### Problem description
Draw out every line with the word "Trust" from the listing below.

Data listing
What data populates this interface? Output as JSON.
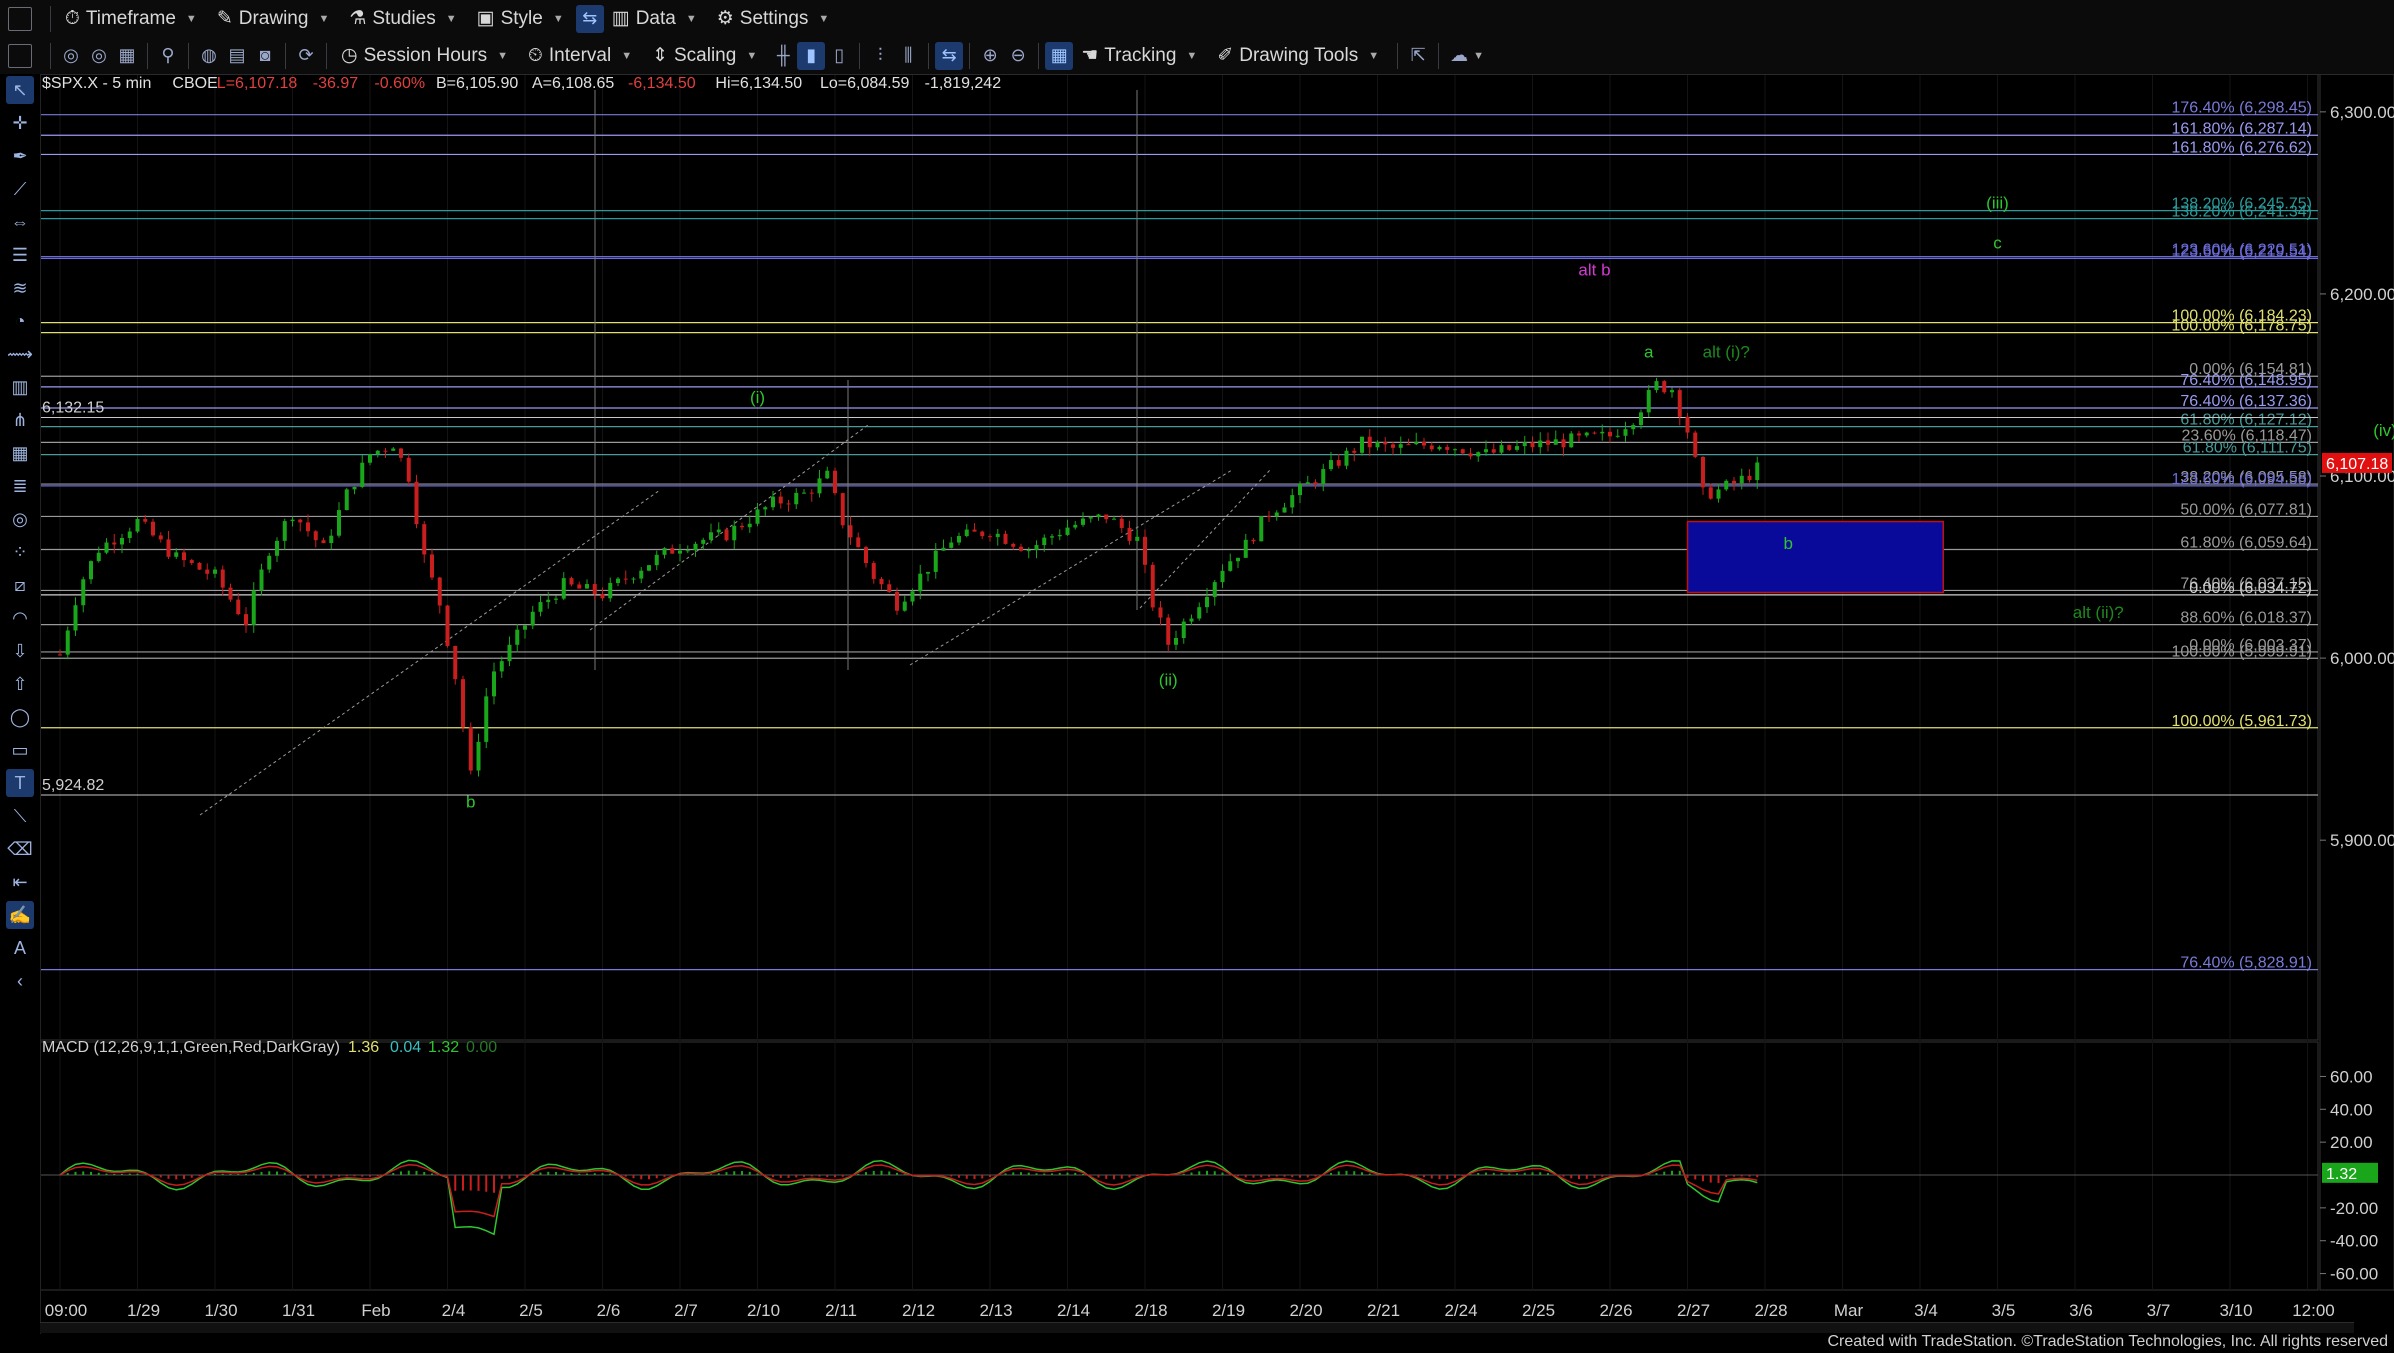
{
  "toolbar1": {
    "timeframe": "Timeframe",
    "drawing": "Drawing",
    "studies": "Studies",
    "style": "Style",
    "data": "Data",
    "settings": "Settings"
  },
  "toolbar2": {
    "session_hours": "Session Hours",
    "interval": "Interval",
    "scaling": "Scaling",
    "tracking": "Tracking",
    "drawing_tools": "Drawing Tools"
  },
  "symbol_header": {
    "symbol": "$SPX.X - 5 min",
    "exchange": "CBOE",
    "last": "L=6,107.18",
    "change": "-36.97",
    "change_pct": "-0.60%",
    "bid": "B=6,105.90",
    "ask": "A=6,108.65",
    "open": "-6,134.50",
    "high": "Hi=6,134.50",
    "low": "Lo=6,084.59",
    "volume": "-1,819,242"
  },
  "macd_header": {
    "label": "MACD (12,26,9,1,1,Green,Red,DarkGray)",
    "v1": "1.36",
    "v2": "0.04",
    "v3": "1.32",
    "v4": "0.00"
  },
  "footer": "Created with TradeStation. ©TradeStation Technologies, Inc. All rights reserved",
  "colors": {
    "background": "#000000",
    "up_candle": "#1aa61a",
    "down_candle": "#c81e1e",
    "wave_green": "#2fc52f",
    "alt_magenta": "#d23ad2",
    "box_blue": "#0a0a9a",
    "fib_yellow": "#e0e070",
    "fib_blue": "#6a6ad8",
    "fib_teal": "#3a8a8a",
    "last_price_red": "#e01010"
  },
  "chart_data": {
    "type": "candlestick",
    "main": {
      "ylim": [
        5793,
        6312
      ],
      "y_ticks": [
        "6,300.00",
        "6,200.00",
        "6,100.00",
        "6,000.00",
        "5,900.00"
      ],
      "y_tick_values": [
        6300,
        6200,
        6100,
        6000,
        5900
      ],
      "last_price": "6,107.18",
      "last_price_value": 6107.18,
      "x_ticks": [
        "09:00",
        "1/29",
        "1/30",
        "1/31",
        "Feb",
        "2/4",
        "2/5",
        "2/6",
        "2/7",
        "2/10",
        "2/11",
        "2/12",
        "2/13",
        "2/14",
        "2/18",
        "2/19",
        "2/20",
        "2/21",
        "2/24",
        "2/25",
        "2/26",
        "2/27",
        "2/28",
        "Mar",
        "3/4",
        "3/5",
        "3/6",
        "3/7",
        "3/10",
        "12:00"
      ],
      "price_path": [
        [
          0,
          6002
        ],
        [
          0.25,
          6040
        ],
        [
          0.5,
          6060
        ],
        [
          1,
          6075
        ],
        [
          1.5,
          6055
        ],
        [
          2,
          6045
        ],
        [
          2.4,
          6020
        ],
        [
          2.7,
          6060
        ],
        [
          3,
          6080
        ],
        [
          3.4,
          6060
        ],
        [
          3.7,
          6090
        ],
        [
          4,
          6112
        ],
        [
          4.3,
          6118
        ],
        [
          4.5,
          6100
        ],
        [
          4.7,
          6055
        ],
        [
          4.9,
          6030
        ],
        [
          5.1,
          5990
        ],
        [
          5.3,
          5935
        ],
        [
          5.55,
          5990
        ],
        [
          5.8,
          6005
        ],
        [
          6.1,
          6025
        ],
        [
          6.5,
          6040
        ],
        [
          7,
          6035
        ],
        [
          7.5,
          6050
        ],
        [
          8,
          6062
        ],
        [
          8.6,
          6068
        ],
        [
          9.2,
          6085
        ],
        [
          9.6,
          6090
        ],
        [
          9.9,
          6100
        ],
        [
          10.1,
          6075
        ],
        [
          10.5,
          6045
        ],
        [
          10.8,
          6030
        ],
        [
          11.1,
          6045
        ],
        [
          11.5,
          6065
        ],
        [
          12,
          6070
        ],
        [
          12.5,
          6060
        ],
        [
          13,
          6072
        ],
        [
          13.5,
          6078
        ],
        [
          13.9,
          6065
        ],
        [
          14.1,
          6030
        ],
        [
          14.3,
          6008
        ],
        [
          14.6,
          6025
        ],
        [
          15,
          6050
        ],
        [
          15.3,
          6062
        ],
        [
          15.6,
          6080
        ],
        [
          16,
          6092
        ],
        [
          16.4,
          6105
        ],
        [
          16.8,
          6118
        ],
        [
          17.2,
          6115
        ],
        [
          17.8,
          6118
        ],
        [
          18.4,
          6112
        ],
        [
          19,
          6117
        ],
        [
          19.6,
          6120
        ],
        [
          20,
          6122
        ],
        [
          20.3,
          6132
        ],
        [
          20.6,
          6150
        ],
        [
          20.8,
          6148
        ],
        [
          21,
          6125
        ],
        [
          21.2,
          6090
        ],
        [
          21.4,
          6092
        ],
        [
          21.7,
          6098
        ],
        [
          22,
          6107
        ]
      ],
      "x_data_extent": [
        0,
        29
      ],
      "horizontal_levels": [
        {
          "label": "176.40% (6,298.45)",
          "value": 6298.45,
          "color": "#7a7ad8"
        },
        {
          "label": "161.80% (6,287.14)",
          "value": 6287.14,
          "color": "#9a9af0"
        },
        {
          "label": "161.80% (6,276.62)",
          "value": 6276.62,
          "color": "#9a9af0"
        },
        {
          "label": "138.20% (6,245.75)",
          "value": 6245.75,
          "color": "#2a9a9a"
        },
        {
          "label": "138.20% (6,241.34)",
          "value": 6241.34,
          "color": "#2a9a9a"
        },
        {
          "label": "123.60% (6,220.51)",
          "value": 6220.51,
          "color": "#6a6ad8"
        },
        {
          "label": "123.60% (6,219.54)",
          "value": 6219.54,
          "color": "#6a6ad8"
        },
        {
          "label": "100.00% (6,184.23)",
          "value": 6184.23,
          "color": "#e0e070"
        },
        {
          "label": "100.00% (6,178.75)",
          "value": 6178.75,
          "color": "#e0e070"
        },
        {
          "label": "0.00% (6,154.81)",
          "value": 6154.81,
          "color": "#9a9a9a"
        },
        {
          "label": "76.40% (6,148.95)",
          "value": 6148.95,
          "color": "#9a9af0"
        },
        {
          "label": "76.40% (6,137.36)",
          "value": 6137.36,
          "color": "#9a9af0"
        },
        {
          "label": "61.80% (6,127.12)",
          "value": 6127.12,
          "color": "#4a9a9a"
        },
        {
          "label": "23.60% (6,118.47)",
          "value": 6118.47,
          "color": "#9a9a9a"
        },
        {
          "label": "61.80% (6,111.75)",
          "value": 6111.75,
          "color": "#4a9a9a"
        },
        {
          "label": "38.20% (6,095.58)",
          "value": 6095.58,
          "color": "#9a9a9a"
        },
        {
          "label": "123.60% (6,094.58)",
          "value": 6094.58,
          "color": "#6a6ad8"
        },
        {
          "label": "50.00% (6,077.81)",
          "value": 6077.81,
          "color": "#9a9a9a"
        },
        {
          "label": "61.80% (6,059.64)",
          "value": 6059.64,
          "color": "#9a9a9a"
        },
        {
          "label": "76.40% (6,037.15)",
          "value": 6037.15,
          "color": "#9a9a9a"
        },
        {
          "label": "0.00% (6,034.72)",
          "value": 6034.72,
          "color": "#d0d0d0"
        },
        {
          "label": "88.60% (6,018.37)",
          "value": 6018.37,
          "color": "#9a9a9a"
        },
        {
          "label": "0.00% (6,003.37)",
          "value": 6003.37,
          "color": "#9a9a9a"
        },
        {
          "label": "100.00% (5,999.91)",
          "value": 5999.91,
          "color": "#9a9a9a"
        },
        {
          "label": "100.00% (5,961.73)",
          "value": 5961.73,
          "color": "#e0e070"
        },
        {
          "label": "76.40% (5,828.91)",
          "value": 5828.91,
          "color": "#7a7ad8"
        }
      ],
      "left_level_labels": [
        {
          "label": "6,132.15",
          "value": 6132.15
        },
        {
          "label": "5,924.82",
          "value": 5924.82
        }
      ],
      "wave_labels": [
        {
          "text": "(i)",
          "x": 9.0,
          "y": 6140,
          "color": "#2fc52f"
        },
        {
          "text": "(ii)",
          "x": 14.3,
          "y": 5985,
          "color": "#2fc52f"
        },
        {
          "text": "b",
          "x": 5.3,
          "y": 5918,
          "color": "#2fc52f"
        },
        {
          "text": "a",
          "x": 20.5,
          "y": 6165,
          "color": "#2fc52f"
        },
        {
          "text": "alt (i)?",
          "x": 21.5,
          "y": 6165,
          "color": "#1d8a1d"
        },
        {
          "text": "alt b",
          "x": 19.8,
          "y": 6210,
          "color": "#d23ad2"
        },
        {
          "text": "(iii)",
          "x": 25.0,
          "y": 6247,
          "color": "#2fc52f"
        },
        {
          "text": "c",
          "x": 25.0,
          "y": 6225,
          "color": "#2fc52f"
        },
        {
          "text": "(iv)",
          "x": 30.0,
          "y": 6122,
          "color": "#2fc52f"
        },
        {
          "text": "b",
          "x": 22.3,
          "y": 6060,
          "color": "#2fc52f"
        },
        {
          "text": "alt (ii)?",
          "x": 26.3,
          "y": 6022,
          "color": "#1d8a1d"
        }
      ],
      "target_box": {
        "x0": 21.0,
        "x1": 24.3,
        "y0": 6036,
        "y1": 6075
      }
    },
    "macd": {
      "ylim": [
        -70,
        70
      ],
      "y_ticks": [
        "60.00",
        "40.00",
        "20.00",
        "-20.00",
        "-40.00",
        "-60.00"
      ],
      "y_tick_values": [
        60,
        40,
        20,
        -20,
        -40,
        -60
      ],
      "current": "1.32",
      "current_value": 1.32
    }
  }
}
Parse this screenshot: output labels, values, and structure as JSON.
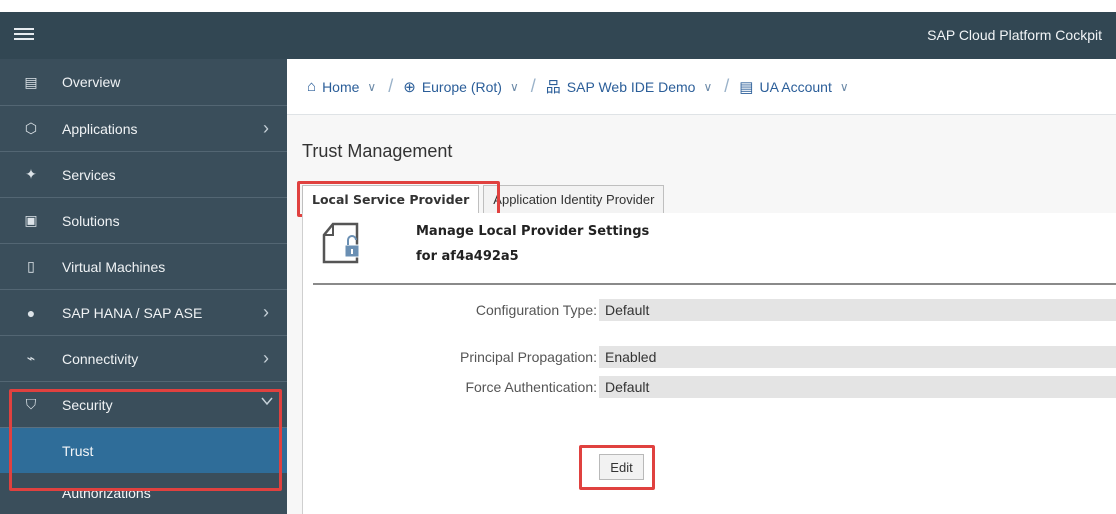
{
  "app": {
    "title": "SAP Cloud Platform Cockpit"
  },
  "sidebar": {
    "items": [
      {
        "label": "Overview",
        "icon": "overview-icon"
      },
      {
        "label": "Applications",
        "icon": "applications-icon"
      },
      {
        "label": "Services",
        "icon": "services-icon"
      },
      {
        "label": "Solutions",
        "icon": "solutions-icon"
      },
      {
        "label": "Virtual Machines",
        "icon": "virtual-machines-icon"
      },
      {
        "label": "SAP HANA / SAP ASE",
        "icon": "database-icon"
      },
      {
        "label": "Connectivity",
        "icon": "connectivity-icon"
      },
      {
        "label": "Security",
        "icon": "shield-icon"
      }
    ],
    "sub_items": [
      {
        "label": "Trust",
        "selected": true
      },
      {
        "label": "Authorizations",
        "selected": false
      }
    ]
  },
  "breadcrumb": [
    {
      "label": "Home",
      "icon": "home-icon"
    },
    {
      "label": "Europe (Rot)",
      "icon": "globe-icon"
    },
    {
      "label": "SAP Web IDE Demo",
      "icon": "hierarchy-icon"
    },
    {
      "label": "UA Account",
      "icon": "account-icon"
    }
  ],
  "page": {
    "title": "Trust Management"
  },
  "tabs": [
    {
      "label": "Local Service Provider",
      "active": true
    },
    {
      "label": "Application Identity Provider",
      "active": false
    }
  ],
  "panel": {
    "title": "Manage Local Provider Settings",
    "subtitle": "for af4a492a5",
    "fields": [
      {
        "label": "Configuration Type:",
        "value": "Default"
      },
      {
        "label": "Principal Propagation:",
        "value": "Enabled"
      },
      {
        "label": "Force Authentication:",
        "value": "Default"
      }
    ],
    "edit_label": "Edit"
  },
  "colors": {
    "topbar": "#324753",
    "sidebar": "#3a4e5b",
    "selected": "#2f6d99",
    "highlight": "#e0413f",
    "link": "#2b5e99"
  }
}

### Right answer
        "label": "Trust",
    "title": "Trust Management"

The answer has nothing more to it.